[BEGIN Material provided]
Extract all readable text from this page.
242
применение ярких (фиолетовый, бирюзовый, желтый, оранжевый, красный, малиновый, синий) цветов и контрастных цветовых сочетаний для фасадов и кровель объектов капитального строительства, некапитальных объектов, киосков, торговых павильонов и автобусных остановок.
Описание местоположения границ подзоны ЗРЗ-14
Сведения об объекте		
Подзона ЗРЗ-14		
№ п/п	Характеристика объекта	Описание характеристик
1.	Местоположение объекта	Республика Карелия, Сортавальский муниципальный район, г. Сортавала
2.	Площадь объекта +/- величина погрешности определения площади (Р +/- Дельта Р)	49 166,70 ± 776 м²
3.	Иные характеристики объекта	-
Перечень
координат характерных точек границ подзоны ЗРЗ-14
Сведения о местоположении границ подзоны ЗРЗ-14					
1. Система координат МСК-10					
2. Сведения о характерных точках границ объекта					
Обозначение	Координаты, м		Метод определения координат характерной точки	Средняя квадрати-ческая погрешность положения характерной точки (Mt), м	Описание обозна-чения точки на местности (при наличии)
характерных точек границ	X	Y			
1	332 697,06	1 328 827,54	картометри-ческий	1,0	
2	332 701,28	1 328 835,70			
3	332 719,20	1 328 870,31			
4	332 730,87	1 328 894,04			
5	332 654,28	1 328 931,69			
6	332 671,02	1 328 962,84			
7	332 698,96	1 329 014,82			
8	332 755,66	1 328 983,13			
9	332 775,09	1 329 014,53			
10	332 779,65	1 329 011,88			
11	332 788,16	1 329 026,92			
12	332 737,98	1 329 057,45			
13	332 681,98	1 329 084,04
[END Material provided]
__Set task__. Write out the whole listing again, exactly as it stands.

__Solution to this problem__.
Extract all readable text from this page.
242
применение ярких (фиолетовый, бирюзовый, желтый, оранжевый, красный, малиновый, синий) цветов и контрастных цветовых сочетаний для фасадов и кровель объектов капитального строительства, некапитальных объектов, киосков, торговых павильонов и автобусных остановок.
Описание местоположения границ подзоны ЗРЗ-14
Сведения об объекте		
Подзона ЗРЗ-14		
№ п/п	Характеристика объекта	Описание характеристик
1.	Местоположение объекта	Республика Карелия, Сортавальский муниципальный район, г. Сортавала
2.	Площадь объекта +/- величина погрешности определения площади (Р +/- Дельта Р)	49 166,70 ± 776 м²
3.	Иные характеристики объекта	-
Перечень
координат характерных точек границ подзоны ЗРЗ-14
Сведения о местоположении границ подзоны ЗРЗ-14					
1. Система координат МСК-10					
2. Сведения о характерных точках границ объекта					
Обозначение	Координаты, м		Метод определения координат характерной точки	Средняя квадрати-ческая погрешность положения характерной точки (Mt), м	Описание обозна-чения точки на местности (при наличии)
характерных точек границ	X	Y			
1	332 697,06	1 328 827,54	картометри-ческий	1,0	
2	332 701,28	1 328 835,70			
3	332 719,20	1 328 870,31			
4	332 730,87	1 328 894,04			
5	332 654,28	1 328 931,69			
6	332 671,02	1 328 962,84			
7	332 698,96	1 329 014,82			
8	332 755,66	1 328 983,13			
9	332 775,09	1 329 014,53			
10	332 779,65	1 329 011,88			
11	332 788,16	1 329 026,92			
12	332 737,98	1 329 057,45			
13	332 681,98	1 329 084,04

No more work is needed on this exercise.